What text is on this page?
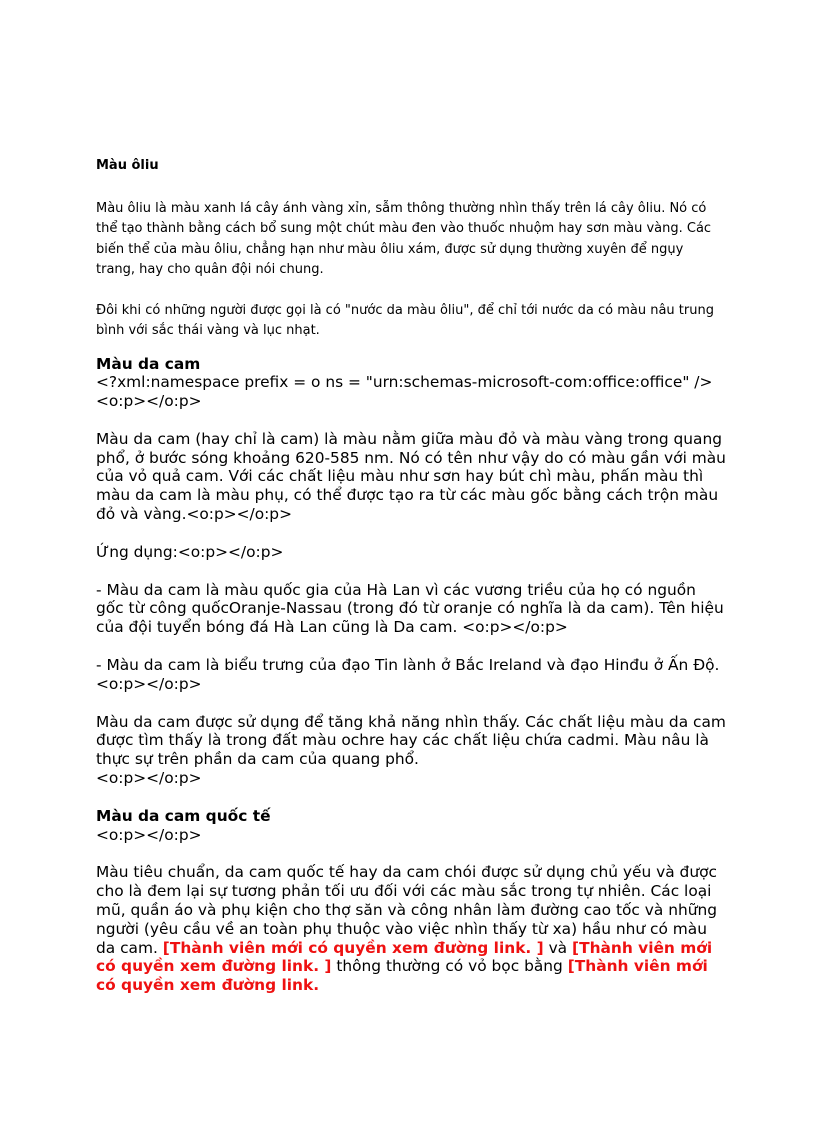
Màu ôliu

Màu ôliu là màu xanh lá cây ánh vàng xỉn, sẫm thông thường nhìn thấy trên lá cây ôliu. Nó có thể tạo thành bằng cách bổ sung một chút màu đen vào thuốc nhuộm hay sơn màu vàng. Các biến thể của màu ôliu, chẳng hạn như màu ôliu xám, được sử dụng thường xuyên để ngụy trang, hay cho quân đội nói chung.

Đôi khi có những người được gọi là có "nước da màu ôliu", để chỉ tới nước da có màu nâu trung bình với sắc thái vàng và lục nhạt.

Màu da cam

<?xml:namespace prefix = o ns = "urn:schemas-microsoft-com:office:office" /><o:p></o:p>

Màu da cam (hay chỉ là cam) là màu nằm giữa màu đỏ và màu vàng trong quang phổ, ở bước sóng khoảng 620-585 nm. Nó có tên như vậy do có màu gần với màu của vỏ quả cam. Với các chất liệu màu như sơn hay bút chì màu, phấn màu thì màu da cam là màu phụ, có thể được tạo ra từ các màu gốc bằng cách trộn màu đỏ và vàng.<o:p></o:p>

Ứng dụng:<o:p></o:p>

- Màu da cam là màu quốc gia của Hà Lan vì các vương triều của họ có nguồn gốc từ công quốcOranje-Nassau (trong đó từ oranje có nghĩa là da cam). Tên hiệu của đội tuyển bóng đá Hà Lan cũng là Da cam. <o:p></o:p>

- Màu da cam là biểu trưng của đạo Tin lành ở Bắc Ireland và đạo Hinđu ở Ấn Độ. <o:p></o:p>

Màu da cam được sử dụng để tăng khả năng nhìn thấy. Các chất liệu màu da cam được tìm thấy là trong đất màu ochre hay các chất liệu chứa cadmi. Màu nâu là thực sự trên phần da cam của quang phổ.

<o:p></o:p>

Màu da cam quốc tế

<o:p></o:p>

Màu tiêu chuẩn, da cam quốc tế hay da cam chói được sử dụng chủ yếu và được cho là đem lại sự tương phản tối ưu đối với các màu sắc trong tự nhiên. Các loại mũ, quần áo và phụ kiện cho thợ săn và công nhân làm đường cao tốc và những người (yêu cầu về an toàn phụ thuộc vào việc nhìn thấy từ xa) hầu như có màu da cam. [Thành viên mới có quyền xem đường link. ] và [Thành viên mới có quyền xem đường link. ] thông thường có vỏ bọc bằng [Thành viên mới có quyền xem đường link.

========================

● **PROBLEM DESCRIPTION**
All of the records above must be copied exactly, except for the pictures.

● **EXERCISE OUTPUT**
What text is on this page?
Màu ôliu

Màu ôliu là màu xanh lá cây ánh vàng xỉn, sẫm thông thường nhìn thấy trên lá cây ôliu. Nó có thể tạo thành bằng cách bổ sung một chút màu đen vào thuốc nhuộm hay sơn màu vàng. Các biến thể của màu ôliu, chẳng hạn như màu ôliu xám, được sử dụng thường xuyên để ngụy trang, hay cho quân đội nói chung.

Đôi khi có những người được gọi là có "nước da màu ôliu", để chỉ tới nước da có màu nâu trung bình với sắc thái vàng và lục nhạt.

Màu da cam

<?xml:namespace prefix = o ns = "urn:schemas-microsoft-com:office:office" /><o:p></o:p>

Màu da cam (hay chỉ là cam) là màu nằm giữa màu đỏ và màu vàng trong quang phổ, ở bước sóng khoảng 620-585 nm. Nó có tên như vậy do có màu gần với màu của vỏ quả cam. Với các chất liệu màu như sơn hay bút chì màu, phấn màu thì màu da cam là màu phụ, có thể được tạo ra từ các màu gốc bằng cách trộn màu đỏ và vàng.<o:p></o:p>

Ứng dụng:<o:p></o:p>

- Màu da cam là màu quốc gia của Hà Lan vì các vương triều của họ có nguồn gốc từ công quốcOranje-Nassau (trong đó từ oranje có nghĩa là da cam). Tên hiệu của đội tuyển bóng đá Hà Lan cũng là Da cam. <o:p></o:p>

- Màu da cam là biểu trưng của đạo Tin lành ở Bắc Ireland và đạo Hinđu ở Ấn Độ. <o:p></o:p>

Màu da cam được sử dụng để tăng khả năng nhìn thấy. Các chất liệu màu da cam được tìm thấy là trong đất màu ochre hay các chất liệu chứa cadmi. Màu nâu là thực sự trên phần da cam của quang phổ.

<o:p></o:p>

Màu da cam quốc tế

<o:p></o:p>

Màu tiêu chuẩn, da cam quốc tế hay da cam chói được sử dụng chủ yếu và được cho là đem lại sự tương phản tối ưu đối với các màu sắc trong tự nhiên. Các loại mũ, quần áo và phụ kiện cho thợ săn và công nhân làm đường cao tốc và những người (yêu cầu về an toàn phụ thuộc vào việc nhìn thấy từ xa) hầu như có màu da cam. [Thành viên mới có quyền xem đường link. ] và [Thành viên mới có quyền xem đường link. ] thông thường có vỏ bọc bằng [Thành viên mới có quyền xem đường link.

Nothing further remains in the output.